WHAT TO WORK ON. The listing below must be repeated word for word, with its images excluded.

········

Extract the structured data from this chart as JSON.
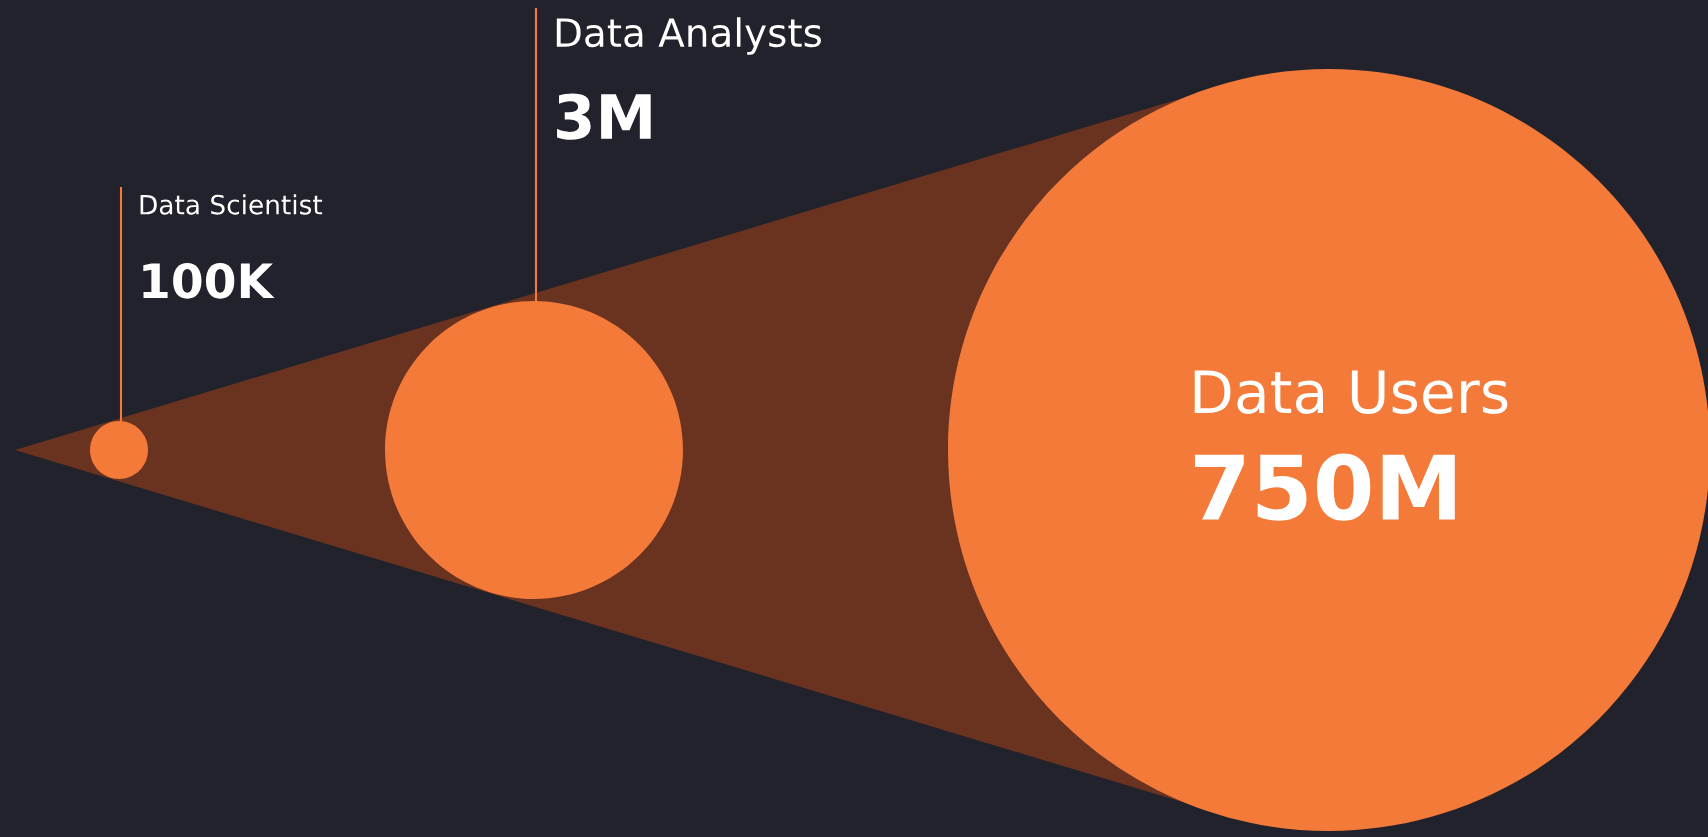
{
  "chart_data": {
    "type": "other",
    "categories": [
      "Data Scientist",
      "Data Analysts",
      "Data Users"
    ],
    "values": [
      100000,
      3000000,
      750000000
    ],
    "value_labels": [
      "100K",
      "3M",
      "750M"
    ],
    "colors": [
      "#f47a3a",
      "#f47a3a",
      "#f47a3a"
    ]
  }
}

········

SOLUTION BELOW.
Extract the structured data from this chart as JSON.
{
  "chart_data": {
    "type": "other",
    "categories": [
      "Data Scientist",
      "Data Analysts",
      "Data Users"
    ],
    "values": [
      100000,
      3000000,
      750000000
    ],
    "value_labels": [
      "100K",
      "3M",
      "750M"
    ],
    "colors": [
      "#f47a3a",
      "#f47a3a",
      "#f47a3a"
    ]
  }
}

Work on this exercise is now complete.